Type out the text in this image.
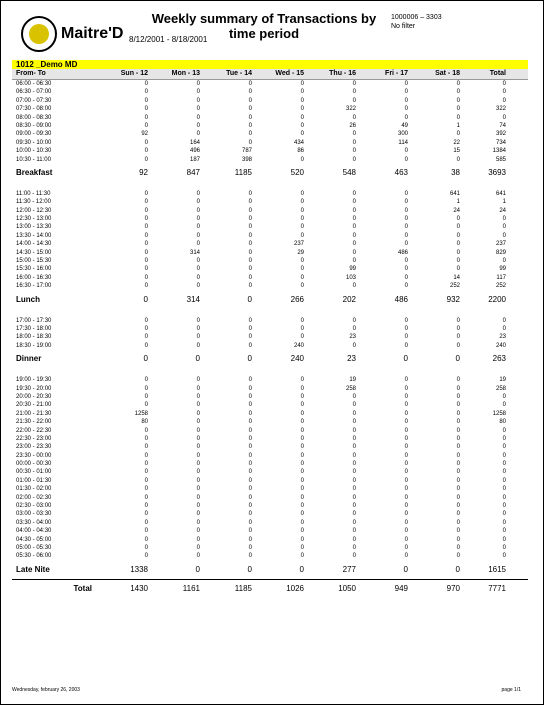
Maitre'D
Weekly summary of Transactions by time period
8/12/2001 - 8/18/2001
1000006 – 3303
No filter
1012 _Demo MD
From- To	Sun - 12	Mon - 13	Tue - 14	Wed - 15	Thu - 16	Fri - 17	Sat - 18	Total
06:00 - 06:30	0	0	0	0	0	0	0	0
06:30 - 07:00	0	0	0	0	0	0	0	0
07:00 - 07:30	0	0	0	0	0	0	0	0
07:30 - 08:00	0	0	0	0	322	0	0	322
08:00 - 08:30	0	0	0	0	0	0	0	0
08:30 - 09:00	0	0	0	0	26	49	1	74
09:00 - 09:30	92	0	0	0	0	300	0	392
09:30 - 10:00	0	164	0	434	0	114	22	734
10:00 - 10:30	0	496	787	86	0	0	15	1384
10:30 - 11:00	0	187	398	0	0	0	0	585
Breakfast	92	847	1185	520	548	463	38	3693
11:00 - 11:30	0	0	0	0	0	0	641	641
11:30 - 12:00	0	0	0	0	0	0	1	1
12:00 - 12:30	0	0	0	0	0	0	24	24
12:30 - 13:00	0	0	0	0	0	0	0	0
13:00 - 13:30	0	0	0	0	0	0	0	0
13:30 - 14:00	0	0	0	0	0	0	0	0
14:00 - 14:30	0	0	0	237	0	0	0	237
14:30 - 15:00	0	314	0	29	0	486	0	829
15:00 - 15:30	0	0	0	0	0	0	0	0
15:30 - 16:00	0	0	0	0	99	0	0	99
16:00 - 16:30	0	0	0	0	103	0	14	117
16:30 - 17:00	0	0	0	0	0	0	252	252
Lunch	0	314	0	266	202	486	932	2200
17:00 - 17:30	0	0	0	0	0	0	0	0
17:30 - 18:00	0	0	0	0	0	0	0	0
18:00 - 18:30	0	0	0	0	23	0	0	23
18:30 - 19:00	0	0	0	240	0	0	0	240
Dinner	0	0	0	240	23	0	0	263
19:00 - 19:30	0	0	0	0	19	0	0	19
19:30 - 20:00	0	0	0	0	258	0	0	258
20:00 - 20:30	0	0	0	0	0	0	0	0
20:30 - 21:00	0	0	0	0	0	0	0	0
21:00 - 21:30	1258	0	0	0	0	0	0	1258
21:30 - 22:00	80	0	0	0	0	0	0	80
22:00 - 22:30	0	0	0	0	0	0	0	0
22:30 - 23:00	0	0	0	0	0	0	0	0
23:00 - 23:30	0	0	0	0	0	0	0	0
23:30 - 00:00	0	0	0	0	0	0	0	0
00:00 - 00:30	0	0	0	0	0	0	0	0
00:30 - 01:00	0	0	0	0	0	0	0	0
01:00 - 01:30	0	0	0	0	0	0	0	0
01:30 - 02:00	0	0	0	0	0	0	0	0
02:00 - 02:30	0	0	0	0	0	0	0	0
02:30 - 03:00	0	0	0	0	0	0	0	0
03:00 - 03:30	0	0	0	0	0	0	0	0
03:30 - 04:00	0	0	0	0	0	0	0	0
04:00 - 04:30	0	0	0	0	0	0	0	0
04:30 - 05:00	0	0	0	0	0	0	0	0
05:00 - 05:30	0	0	0	0	0	0	0	0
05:30 - 06:00	0	0	0	0	0	0	0	0
Late Nite	1338	0	0	0	277	0	0	1615
Total	1430	1161	1185	1026	1050	949	970	7771
Wednesday, february 26, 2003	page 1/1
::::::::::
Written request: Verbatim reproduction of every record is required; images are left out.

Output of the task:
Type out the text in this image.
Maitre'D
Weekly summary of Transactions by time period
8/12/2001 - 8/18/2001
1000006 – 3303
No filter
1012 _Demo MD
From- To	Sun - 12	Mon - 13	Tue - 14	Wed - 15	Thu - 16	Fri - 17	Sat - 18	Total
06:00 - 06:30	0	0	0	0	0	0	0	0
06:30 - 07:00	0	0	0	0	0	0	0	0
07:00 - 07:30	0	0	0	0	0	0	0	0
07:30 - 08:00	0	0	0	0	322	0	0	322
08:00 - 08:30	0	0	0	0	0	0	0	0
08:30 - 09:00	0	0	0	0	26	49	1	74
09:00 - 09:30	92	0	0	0	0	300	0	392
09:30 - 10:00	0	164	0	434	0	114	22	734
10:00 - 10:30	0	496	787	86	0	0	15	1384
10:30 - 11:00	0	187	398	0	0	0	0	585
Breakfast	92	847	1185	520	548	463	38	3693
11:00 - 11:30	0	0	0	0	0	0	641	641
11:30 - 12:00	0	0	0	0	0	0	1	1
12:00 - 12:30	0	0	0	0	0	0	24	24
12:30 - 13:00	0	0	0	0	0	0	0	0
13:00 - 13:30	0	0	0	0	0	0	0	0
13:30 - 14:00	0	0	0	0	0	0	0	0
14:00 - 14:30	0	0	0	237	0	0	0	237
14:30 - 15:00	0	314	0	29	0	486	0	829
15:00 - 15:30	0	0	0	0	0	0	0	0
15:30 - 16:00	0	0	0	0	99	0	0	99
16:00 - 16:30	0	0	0	0	103	0	14	117
16:30 - 17:00	0	0	0	0	0	0	252	252
Lunch	0	314	0	266	202	486	932	2200
17:00 - 17:30	0	0	0	0	0	0	0	0
17:30 - 18:00	0	0	0	0	0	0	0	0
18:00 - 18:30	0	0	0	0	23	0	0	23
18:30 - 19:00	0	0	0	240	0	0	0	240
Dinner	0	0	0	240	23	0	0	263
19:00 - 19:30	0	0	0	0	19	0	0	19
19:30 - 20:00	0	0	0	0	258	0	0	258
20:00 - 20:30	0	0	0	0	0	0	0	0
20:30 - 21:00	0	0	0	0	0	0	0	0
21:00 - 21:30	1258	0	0	0	0	0	0	1258
21:30 - 22:00	80	0	0	0	0	0	0	80
22:00 - 22:30	0	0	0	0	0	0	0	0
22:30 - 23:00	0	0	0	0	0	0	0	0
23:00 - 23:30	0	0	0	0	0	0	0	0
23:30 - 00:00	0	0	0	0	0	0	0	0
00:00 - 00:30	0	0	0	0	0	0	0	0
00:30 - 01:00	0	0	0	0	0	0	0	0
01:00 - 01:30	0	0	0	0	0	0	0	0
01:30 - 02:00	0	0	0	0	0	0	0	0
02:00 - 02:30	0	0	0	0	0	0	0	0
02:30 - 03:00	0	0	0	0	0	0	0	0
03:00 - 03:30	0	0	0	0	0	0	0	0
03:30 - 04:00	0	0	0	0	0	0	0	0
04:00 - 04:30	0	0	0	0	0	0	0	0
04:30 - 05:00	0	0	0	0	0	0	0	0
05:00 - 05:30	0	0	0	0	0	0	0	0
05:30 - 06:00	0	0	0	0	0	0	0	0
Late Nite	1338	0	0	0	277	0	0	1615
Total	1430	1161	1185	1026	1050	949	970	7771
Wednesday, february 26, 2003	page 1/1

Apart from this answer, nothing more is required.